Miller (born 1911) was a successful farmer, but he was also a pilot, photographer, amateur historian and archivist, archeology enthusiast, and lifelong conservationist. Back in the 1950s, he couldn’t have known that a burrowing rodent had broken ground on what is today the Meadowcroft Rockshelter and Historic Village. But even as a youngster roaming the property (about an hour’s drive southwest of Pittsburgh in Avella, PA), Miller believed he walked in the footsteps of people who had been there a long time.

Rockshelter in 1973, before excavation

According to Meadowcroft director David Scofield, when Miller noticed that groundhog hole, something made him fetch a shovel. As he excavated a hole 30 inches deep, he found burnt bone and flint flakes, pottery fragments and mussel shells. And then, an intact flint knife.

Miller had discovered the first artifacts that would definitively challenge decades of archeological and anthropological doctrine: Pennsylvania, and not New Mexico, is home to the oldest known evidence of human habitation in North America. People have been living in the Ohio Valley for at least 16,000 years.

The intelligence that fueled the farmer’s curiosity also warned him to keep the site secret from the public until he could find the right scientists.

“He knew that he was right, and he was wise enough to know to be quiet about it,” says Scofield.

A true survey of the site wouldn’t begin for 18 years, when a team from the University of Pittsburgh, under archeologist Dr. James Adovasio, arrived in spring of 1973 for a well-funded, state-of-the-art excavation that would last six years. Miller (who died in 1999) would live to see his discovery get international acclaim.

The 1973 excavation of Meadowcroft Rockshelter

Adovasio, a scientist renowned for his expertise in excavation, says that while they knew the site was old and would be good practice for students, his team didn’t suspect that a rocky overhang among the trees, above a narrow creek bend, had actually been sheltering people for 16,000 years.

But during their first field season exploring the broader site, “it became apparent to us that it went far deeper than we imagined,” he recalls, “and probably extended back further in time than we had imagined.”

Still, when the first radiocarbon dates on Meadowcroft artifacts came back from the Smithsonian lab, they couldn’t believe it.

| LIST OF TASKS |
**a.** From the Meadowcroft Rockshelter text, copy the words beginning at "Miller (born 1911)" and stopping after "intact flint knife.".
**b.** Answer these questions using the Meadowcroft Rockshelter text:
(i) How deep was the hole Miller dug after noticing the groundhog hole?
(ii) Which university's team arrived in spring of 1973 to excavate the site?
(iii) Which lab returned the first radiocarbon dates on Meadowcroft artifacts?
**c.** Go on with the Meadowcroft Rockshelter account, starting right after its final sentence.

| RECORDS |
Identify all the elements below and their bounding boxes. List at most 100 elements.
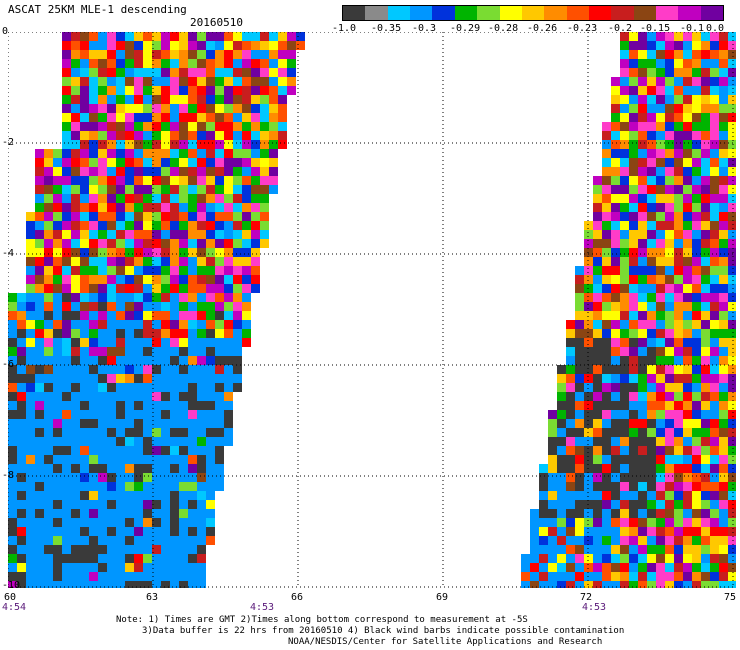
data-cell [71,518,80,527]
scale-label: -1.0 [332,23,357,34]
data-cell [701,554,710,563]
data-cell [98,419,107,428]
data-cell [89,104,98,113]
data-cell [728,284,736,293]
data-cell [638,365,647,374]
data-cell [179,302,188,311]
data-cell [8,572,17,581]
data-cell [665,455,674,464]
data-cell [98,518,107,527]
data-cell [710,572,719,581]
data-cell [179,419,188,428]
data-cell [647,239,656,248]
data-cell [674,419,683,428]
data-cell [611,302,620,311]
data-cell [602,320,611,329]
data-cell [26,491,35,500]
data-cell [566,509,575,518]
data-cell [647,167,656,176]
data-cell [674,167,683,176]
data-cell [278,32,287,41]
data-cell [251,122,260,131]
data-cell [143,302,152,311]
data-cell [683,212,692,221]
data-cell [179,437,188,446]
data-cell [89,95,98,104]
data-cell [161,266,170,275]
data-cell [629,158,638,167]
data-cell [179,59,188,68]
data-cell [629,32,638,41]
data-cell [188,491,197,500]
data-cell [179,230,188,239]
data-cell [107,446,116,455]
data-cell [692,158,701,167]
data-cell [188,374,197,383]
data-cell [710,122,719,131]
data-cell [575,293,584,302]
data-cell [89,86,98,95]
data-cell [215,266,224,275]
data-cell [8,545,17,554]
data-cell [44,581,53,588]
data-cell [287,68,296,77]
data-cell [269,41,278,50]
data-cell [179,491,188,500]
data-cell [683,104,692,113]
data-cell [206,482,215,491]
data-cell [170,302,179,311]
data-cell [611,464,620,473]
data-cell [242,176,251,185]
data-cell [98,455,107,464]
data-cell [215,149,224,158]
data-cell [647,482,656,491]
data-cell [188,122,197,131]
color-scale-swatch [343,6,366,20]
data-cell [26,302,35,311]
data-cell [107,203,116,212]
data-cell [638,536,647,545]
data-cell [89,563,98,572]
data-cell [98,545,107,554]
data-cell [665,185,674,194]
data-cell [233,185,242,194]
data-cell [674,257,683,266]
data-cell [701,212,710,221]
data-cell [44,410,53,419]
data-cell [161,185,170,194]
data-cell [719,554,728,563]
data-cell [638,293,647,302]
data-cell [116,41,125,50]
data-cell [44,275,53,284]
data-cell [584,554,593,563]
data-cell [674,500,683,509]
data-cell [8,482,17,491]
data-cell [224,383,233,392]
data-cell [161,32,170,41]
data-cell [98,68,107,77]
data-cell [188,158,197,167]
data-cell [125,329,134,338]
data-cell [233,104,242,113]
scale-label: -0.3 [412,23,437,34]
data-cell [98,86,107,95]
data-cell [71,248,80,257]
data-cell [629,176,638,185]
data-cell [728,581,736,588]
data-cell [620,95,629,104]
data-cell [215,104,224,113]
data-cell [692,572,701,581]
data-cell [89,437,98,446]
data-cell [692,59,701,68]
data-cell [125,383,134,392]
data-cell [224,248,233,257]
data-cell [44,419,53,428]
data-cell [8,338,17,347]
data-cell [161,491,170,500]
data-cell [233,158,242,167]
data-cell [575,446,584,455]
data-cell [125,338,134,347]
data-cell [674,32,683,41]
data-cell [647,464,656,473]
data-cell [179,158,188,167]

| ANSWERS PROVIDED |
**a.**
Miller (born 1911) was a successful farmer, but he was also a pilot, photographer, amateur historian and archivist, archeology enthusiast, and lifelong conservationist. Back in the 1950s, he couldn’t have known that a burrowing rodent had broken ground on what is today the Meadowcroft Rockshelter and Historic Village. But even as a youngster roaming the property (about an hour’s drive southwest of Pittsburgh in Avella, PA), Miller believed he walked in the footsteps of people who had been there a long time.

Rockshelter in 1973, before excavation

According to Meadowcroft director David Scofield, when Miller noticed that groundhog hole, something made him fetch a shovel. As he excavated a hole 30 inches deep, he found burnt bone and flint flakes, pottery fragments and mussel shells. And then, an intact flint knife.

**b.**
(i) 30 inches
(ii) The University of Pittsburgh
(iii) The Smithsonian lab

**c.**
We were still relatively skeptical, because [the dates] represented a timeframe during which there was not supposed to be anyone in North America at all.Dr. James Adovasio

“We were still relatively skeptical, because [the dates] represented a timeframe during which there was not supposed to be anyone in North America at all,” says Adovasio. But repeated testing maintained the data. This corner of Pennsylvania is proving that “the process of peopling the New World not only started earlier but was much more complicated than we thought.”

Now, says Scofield, the site has yielded close to one million animal remains — mostly small mammals eaten by birds of prey, but also elk, deer, rabbits and turtles butchered by prehistoric people. There are also 1.4 million documented plant remains (from seeds and pollen to wood), along with charcoal and ash from campfire pits “that date to the end of the last Ice Age.”

A recent archeology study at Meadowcroft Rockshelter

There are also 20,000 artifacts and counting (defined as objects worked by human hands), including stone flakes from tool-making, the tools themselves, pottery fragments, antlers shaped for specific uses, and even fragments of basketry.

Need some perspective? William Penn arrived in America 336 years ago, and printed books have been around for about the last 560 years. Julius Caesar was assassinated almost 2,000 years ago, and the Great Wall of China was finished about 700 years before that. The Mayans probably started farming about 3,500 years ago, and the Great Pyramid of Giza is only about 4,000 years old.

But nearby Pennsylvanians didn’t know what was in their own backyard. And when excavations started in earnest, the local reaction was mixed. Until the early 1970s, the same landscape feature that drew prehistoric bands of people appealed to folks looking for a place to drink beer, lounge on a summer afternoon, or fish. When the archeologists arrived, “the initial reaction was, ‘You’ve taken away our party spot,'” explains Adovasio.

But slowly the neighborhood realized what they had. By the 1990s, as studies continued, the site became a household name and source of pride for locals.

16th Century Monongahela Indian Village, another exhibition at Meadowcroft

It was a source of controversy, too.

“No one had anticipated that this site would be older than Clovis,” says Scofield. He’s talking about the famous Clovis, New Mexico, archeological site where artifacts dating to about 13,500 years ago were discovered in the 1930s, solidifying scientific opinion about the oldest known human settlements in North America and a theory of how people arrived here (over a land bridge in the Bering Strait) and migrated south.

Clovis points,” the distinctive spear-like stone tools these people left behind, were named for a nearby city, but today, “there’s more Clovis points found in the eastern U.S. than out west,” Scofield points out, complicating the old narrative of early human movement.

According to Adovasio, most archeologists hated to surrender that theory — it turns out that they (like most people) “will argue about damn near everything.” Also complicating things: Hundreds of sites similar to Avella’s had been claimed as older than Clovis in a flurry of press, and then eventually debunked. Despite all the evidence, deep skepticism about Meadowcroft remained for decades, until a number of similar discoveries from Texas to Oregon appeared.

But why did the Avella site preserve so many artifacts?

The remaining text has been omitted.